WRITTEN PROBLEM:
Output all entries verbatim. Skip pictures.

Structured figure records
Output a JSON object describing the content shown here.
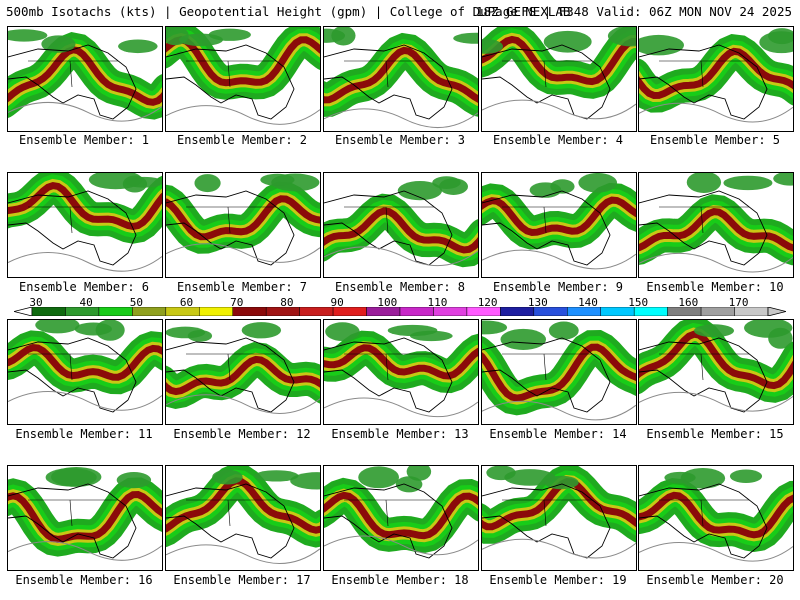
{
  "header": {
    "left": "500mb Isotachs (kts) | Geopotential Height (gpm) | College of DuPage NEXLAB",
    "right": "18Z GEFS | F348 Valid: 06Z MON NOV 24 2025"
  },
  "colorbar": {
    "labels": [
      "30",
      "40",
      "50",
      "60",
      "70",
      "80",
      "90",
      "100",
      "110",
      "120",
      "130",
      "140",
      "150",
      "160",
      "170"
    ],
    "colors": [
      "#0f6a0f",
      "#2e9a2e",
      "#18cc18",
      "#8fa01e",
      "#c8c814",
      "#f0f000",
      "#8b0a0a",
      "#a01414",
      "#c81e1e",
      "#e01e1e",
      "#9b1e9b",
      "#c828c8",
      "#e040e0",
      "#ff5aff",
      "#1e1ea0",
      "#2850dc",
      "#1e90ff",
      "#00c8ff",
      "#00ffff",
      "#808080",
      "#a0a0a0",
      "#c8c8c8"
    ]
  },
  "panels": [
    {
      "caption": "Ensemble Member: 1"
    },
    {
      "caption": "Ensemble Member: 2"
    },
    {
      "caption": "Ensemble Member: 3"
    },
    {
      "caption": "Ensemble Member: 4"
    },
    {
      "caption": "Ensemble Member: 5"
    },
    {
      "caption": "Ensemble Member: 6"
    },
    {
      "caption": "Ensemble Member: 7"
    },
    {
      "caption": "Ensemble Member: 8"
    },
    {
      "caption": "Ensemble Member: 9"
    },
    {
      "caption": "Ensemble Member: 10"
    },
    {
      "caption": "Ensemble Member: 11"
    },
    {
      "caption": "Ensemble Member: 12"
    },
    {
      "caption": "Ensemble Member: 13"
    },
    {
      "caption": "Ensemble Member: 14"
    },
    {
      "caption": "Ensemble Member: 15"
    },
    {
      "caption": "Ensemble Member: 16"
    },
    {
      "caption": "Ensemble Member: 17"
    },
    {
      "caption": "Ensemble Member: 18"
    },
    {
      "caption": "Ensemble Member: 19"
    },
    {
      "caption": "Ensemble Member: 20"
    }
  ]
}
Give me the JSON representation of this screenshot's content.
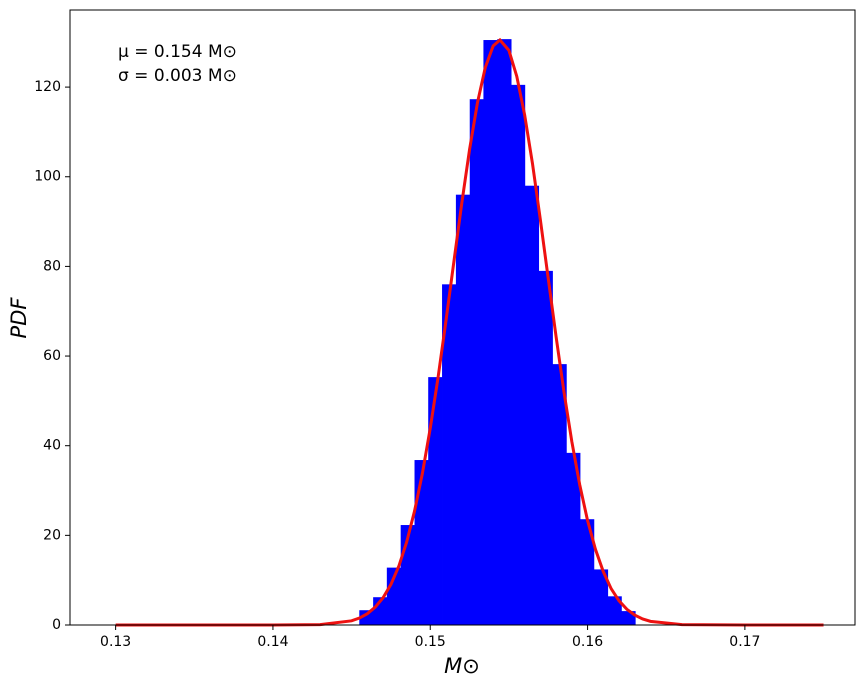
{
  "chart_data": {
    "type": "histogram",
    "annotations": [
      "μ = 0.154 M⊙",
      "σ = 0.003 M⊙"
    ],
    "xlabel": "M⊙",
    "ylabel": "PDF",
    "bins": [
      0.14549,
      0.14637,
      0.14724,
      0.14812,
      0.149,
      0.14987,
      0.15075,
      0.15163,
      0.15251,
      0.15338,
      0.15426,
      0.15514,
      0.15601,
      0.15689,
      0.15777,
      0.15865,
      0.15952,
      0.1604,
      0.16128,
      0.16215,
      0.16303
    ],
    "counts": [
      3.3,
      6.2,
      12.8,
      22.3,
      36.8,
      55.3,
      76,
      96,
      117.3,
      130.5,
      130.7,
      120.5,
      98,
      79,
      58.2,
      38.4,
      23.6,
      12.4,
      6.4,
      3.1
    ],
    "color": "#0000ff",
    "fit": {
      "type": "line",
      "color": "#ee1111",
      "x": [
        0.13,
        0.135,
        0.14,
        0.143,
        0.145,
        0.1455,
        0.146,
        0.1465,
        0.147,
        0.1475,
        0.148,
        0.1485,
        0.149,
        0.1495,
        0.15,
        0.1505,
        0.151,
        0.1515,
        0.152,
        0.1525,
        0.153,
        0.1535,
        0.154,
        0.15443,
        0.155,
        0.1555,
        0.156,
        0.1565,
        0.157,
        0.1575,
        0.158,
        0.1585,
        0.159,
        0.1595,
        0.16,
        0.1605,
        0.161,
        0.1615,
        0.162,
        0.1625,
        0.163,
        0.1635,
        0.164,
        0.166,
        0.17,
        0.175
      ],
      "values": [
        0,
        0,
        0.001,
        0.09,
        0.93,
        1.55,
        2.52,
        3.97,
        6.08,
        9.05,
        13.1,
        18.5,
        25.4,
        33.8,
        43.9,
        55.3,
        67.9,
        81,
        94,
        106.1,
        116.5,
        124.4,
        129.2,
        130.5,
        128.2,
        122.4,
        113.8,
        102.9,
        90.4,
        77.3,
        64.3,
        52,
        40.9,
        31.3,
        23.3,
        16.9,
        11.9,
        8.1,
        5.4,
        3.5,
        2.2,
        1.35,
        0.81,
        0.08,
        0,
        0
      ]
    },
    "xlim": [
      0.1271,
      0.177
    ],
    "ylim": [
      0,
      137.2
    ],
    "xticks": [
      0.13,
      0.14,
      0.15,
      0.16,
      0.17
    ],
    "yticks": [
      0,
      20,
      40,
      60,
      80,
      100,
      120
    ]
  }
}
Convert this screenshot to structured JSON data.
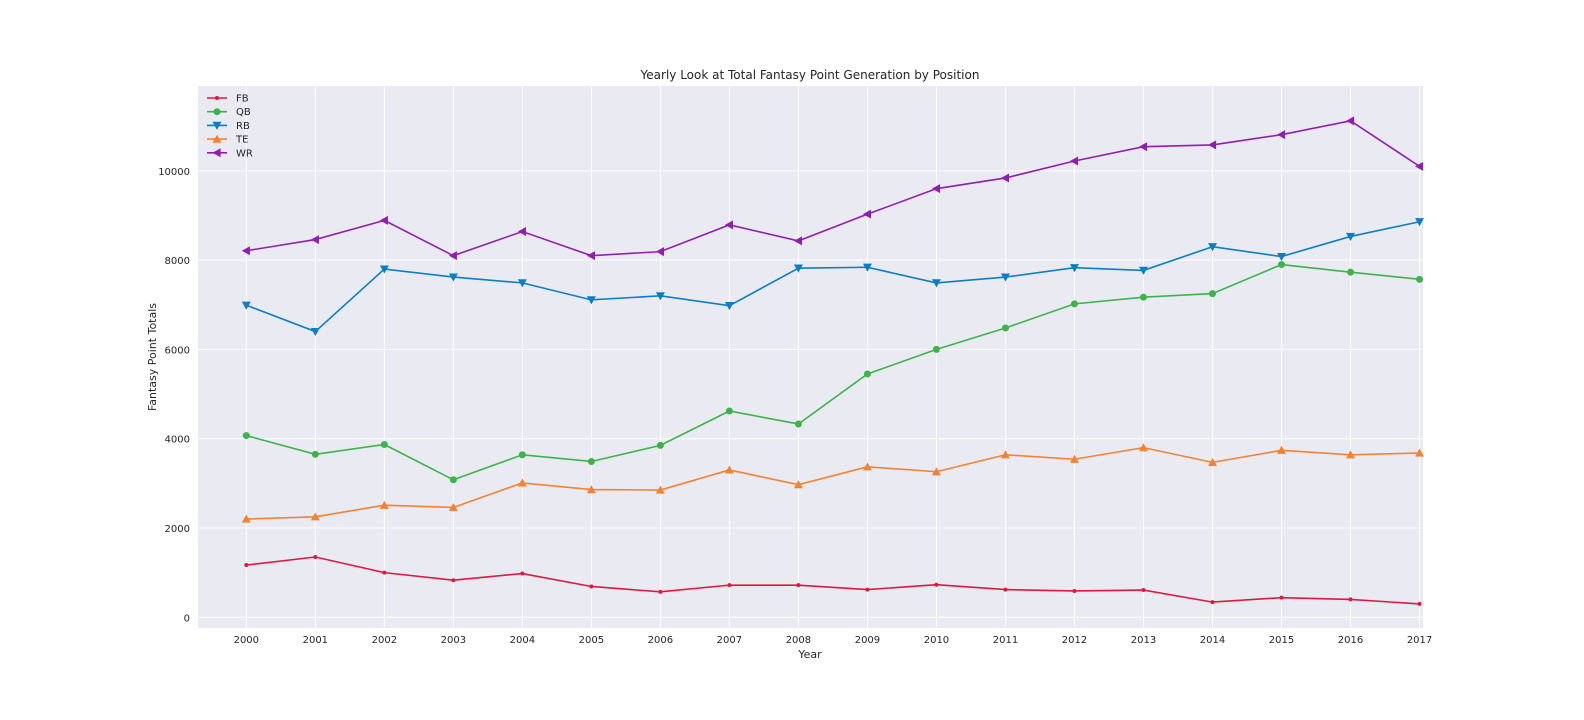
{
  "chart_data": {
    "type": "line",
    "title": "Yearly Look at Total Fantasy Point Generation by Position",
    "xlabel": "Year",
    "ylabel": "Fantasy Point Totals",
    "x": [
      2000,
      2001,
      2002,
      2003,
      2004,
      2005,
      2006,
      2007,
      2008,
      2009,
      2010,
      2011,
      2012,
      2013,
      2014,
      2015,
      2016,
      2017
    ],
    "xlim": [
      1999.3,
      2017.05
    ],
    "ylim": [
      -240,
      11900
    ],
    "yticks": [
      0,
      2000,
      4000,
      6000,
      8000,
      10000
    ],
    "grid": true,
    "legend": "top-left",
    "series": [
      {
        "name": "FB",
        "color": "#e0183e",
        "marker": "point",
        "values": [
          1170,
          1350,
          1000,
          830,
          980,
          690,
          570,
          720,
          720,
          620,
          730,
          620,
          590,
          610,
          340,
          440,
          400,
          300
        ]
      },
      {
        "name": "QB",
        "color": "#3cb44b",
        "marker": "circle",
        "values": [
          4070,
          3650,
          3870,
          3080,
          3640,
          3490,
          3850,
          4620,
          4330,
          5450,
          6000,
          6480,
          7020,
          7170,
          7250,
          7900,
          7730,
          7570
        ]
      },
      {
        "name": "RB",
        "color": "#0a7fc7",
        "marker": "triangle-down",
        "values": [
          6990,
          6400,
          7800,
          7620,
          7490,
          7110,
          7200,
          6980,
          7820,
          7840,
          7490,
          7620,
          7830,
          7770,
          8300,
          8080,
          8530,
          8860
        ]
      },
      {
        "name": "TE",
        "color": "#f58231",
        "marker": "triangle-up",
        "values": [
          2200,
          2250,
          2510,
          2460,
          3010,
          2860,
          2850,
          3300,
          2970,
          3370,
          3260,
          3640,
          3540,
          3800,
          3470,
          3740,
          3640,
          3680
        ]
      },
      {
        "name": "WR",
        "color": "#911eb4",
        "marker": "triangle-left",
        "values": [
          8210,
          8460,
          8890,
          8100,
          8640,
          8100,
          8190,
          8790,
          8430,
          9030,
          9600,
          9840,
          10220,
          10540,
          10580,
          10810,
          11120,
          10100
        ]
      }
    ]
  }
}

TASK RESPONSE:
Output a JSON object describing the content shown here.
{
  "header": {
    "left": "500mb Isotachs (kts) | Geopotential Height (gpm) | College of DuPage NEXLAB",
    "right": "18Z GEFS | F348 Valid: 06Z MON NOV 24 2025"
  },
  "colorbar": {
    "labels": [
      "30",
      "40",
      "50",
      "60",
      "70",
      "80",
      "90",
      "100",
      "110",
      "120",
      "130",
      "140",
      "150",
      "160",
      "170"
    ],
    "colors": [
      "#0f6a0f",
      "#2e9a2e",
      "#18cc18",
      "#8fa01e",
      "#c8c814",
      "#f0f000",
      "#8b0a0a",
      "#a01414",
      "#c81e1e",
      "#e01e1e",
      "#9b1e9b",
      "#c828c8",
      "#e040e0",
      "#ff5aff",
      "#1e1ea0",
      "#2850dc",
      "#1e90ff",
      "#00c8ff",
      "#00ffff",
      "#808080",
      "#a0a0a0",
      "#c8c8c8"
    ]
  },
  "panels": [
    {
      "caption": "Ensemble Member: 1"
    },
    {
      "caption": "Ensemble Member: 2"
    },
    {
      "caption": "Ensemble Member: 3"
    },
    {
      "caption": "Ensemble Member: 4"
    },
    {
      "caption": "Ensemble Member: 5"
    },
    {
      "caption": "Ensemble Member: 6"
    },
    {
      "caption": "Ensemble Member: 7"
    },
    {
      "caption": "Ensemble Member: 8"
    },
    {
      "caption": "Ensemble Member: 9"
    },
    {
      "caption": "Ensemble Member: 10"
    },
    {
      "caption": "Ensemble Member: 11"
    },
    {
      "caption": "Ensemble Member: 12"
    },
    {
      "caption": "Ensemble Member: 13"
    },
    {
      "caption": "Ensemble Member: 14"
    },
    {
      "caption": "Ensemble Member: 15"
    },
    {
      "caption": "Ensemble Member: 16"
    },
    {
      "caption": "Ensemble Member: 17"
    },
    {
      "caption": "Ensemble Member: 18"
    },
    {
      "caption": "Ensemble Member: 19"
    },
    {
      "caption": "Ensemble Member: 20"
    }
  ]
}
Give me the JSON representation of this screenshot's content.
{
  "chart_data": {
    "type": "histogram",
    "annotations": [
      "μ = 0.154 M⊙",
      "σ = 0.003 M⊙"
    ],
    "xlabel": "M⊙",
    "ylabel": "PDF",
    "bins": [
      0.14549,
      0.14637,
      0.14724,
      0.14812,
      0.149,
      0.14987,
      0.15075,
      0.15163,
      0.15251,
      0.15338,
      0.15426,
      0.15514,
      0.15601,
      0.15689,
      0.15777,
      0.15865,
      0.15952,
      0.1604,
      0.16128,
      0.16215,
      0.16303
    ],
    "counts": [
      3.3,
      6.2,
      12.8,
      22.3,
      36.8,
      55.3,
      76,
      96,
      117.3,
      130.5,
      130.7,
      120.5,
      98,
      79,
      58.2,
      38.4,
      23.6,
      12.4,
      6.4,
      3.1
    ],
    "color": "#0000ff",
    "fit": {
      "type": "line",
      "color": "#ee1111",
      "x": [
        0.13,
        0.135,
        0.14,
        0.143,
        0.145,
        0.1455,
        0.146,
        0.1465,
        0.147,
        0.1475,
        0.148,
        0.1485,
        0.149,
        0.1495,
        0.15,
        0.1505,
        0.151,
        0.1515,
        0.152,
        0.1525,
        0.153,
        0.1535,
        0.154,
        0.15443,
        0.155,
        0.1555,
        0.156,
        0.1565,
        0.157,
        0.1575,
        0.158,
        0.1585,
        0.159,
        0.1595,
        0.16,
        0.1605,
        0.161,
        0.1615,
        0.162,
        0.1625,
        0.163,
        0.1635,
        0.164,
        0.166,
        0.17,
        0.175
      ],
      "values": [
        0,
        0,
        0.001,
        0.09,
        0.93,
        1.55,
        2.52,
        3.97,
        6.08,
        9.05,
        13.1,
        18.5,
        25.4,
        33.8,
        43.9,
        55.3,
        67.9,
        81,
        94,
        106.1,
        116.5,
        124.4,
        129.2,
        130.5,
        128.2,
        122.4,
        113.8,
        102.9,
        90.4,
        77.3,
        64.3,
        52,
        40.9,
        31.3,
        23.3,
        16.9,
        11.9,
        8.1,
        5.4,
        3.5,
        2.2,
        1.35,
        0.81,
        0.08,
        0,
        0
      ]
    },
    "xlim": [
      0.1271,
      0.177
    ],
    "ylim": [
      0,
      137.2
    ],
    "xticks": [
      0.13,
      0.14,
      0.15,
      0.16,
      0.17
    ],
    "yticks": [
      0,
      20,
      40,
      60,
      80,
      100,
      120
    ]
  }
}
Convert this screenshot to structured JSON data.
{
  "chart_data": {
    "type": "line",
    "title": "Yearly Look at Total Fantasy Point Generation by Position",
    "xlabel": "Year",
    "ylabel": "Fantasy Point Totals",
    "x": [
      2000,
      2001,
      2002,
      2003,
      2004,
      2005,
      2006,
      2007,
      2008,
      2009,
      2010,
      2011,
      2012,
      2013,
      2014,
      2015,
      2016,
      2017
    ],
    "xlim": [
      1999.3,
      2017.05
    ],
    "ylim": [
      -240,
      11900
    ],
    "yticks": [
      0,
      2000,
      4000,
      6000,
      8000,
      10000
    ],
    "grid": true,
    "legend": "top-left",
    "series": [
      {
        "name": "FB",
        "color": "#e0183e",
        "marker": "point",
        "values": [
          1170,
          1350,
          1000,
          830,
          980,
          690,
          570,
          720,
          720,
          620,
          730,
          620,
          590,
          610,
          340,
          440,
          400,
          300
        ]
      },
      {
        "name": "QB",
        "color": "#3cb44b",
        "marker": "circle",
        "values": [
          4070,
          3650,
          3870,
          3080,
          3640,
          3490,
          3850,
          4620,
          4330,
          5450,
          6000,
          6480,
          7020,
          7170,
          7250,
          7900,
          7730,
          7570
        ]
      },
      {
        "name": "RB",
        "color": "#0a7fc7",
        "marker": "triangle-down",
        "values": [
          6990,
          6400,
          7800,
          7620,
          7490,
          7110,
          7200,
          6980,
          7820,
          7840,
          7490,
          7620,
          7830,
          7770,
          8300,
          8080,
          8530,
          8860
        ]
      },
      {
        "name": "TE",
        "color": "#f58231",
        "marker": "triangle-up",
        "values": [
          2200,
          2250,
          2510,
          2460,
          3010,
          2860,
          2850,
          3300,
          2970,
          3370,
          3260,
          3640,
          3540,
          3800,
          3470,
          3740,
          3640,
          3680
        ]
      },
      {
        "name": "WR",
        "color": "#911eb4",
        "marker": "triangle-left",
        "values": [
          8210,
          8460,
          8890,
          8100,
          8640,
          8100,
          8190,
          8790,
          8430,
          9030,
          9600,
          9840,
          10220,
          10540,
          10580,
          10810,
          11120,
          10100
        ]
      }
    ]
  }
}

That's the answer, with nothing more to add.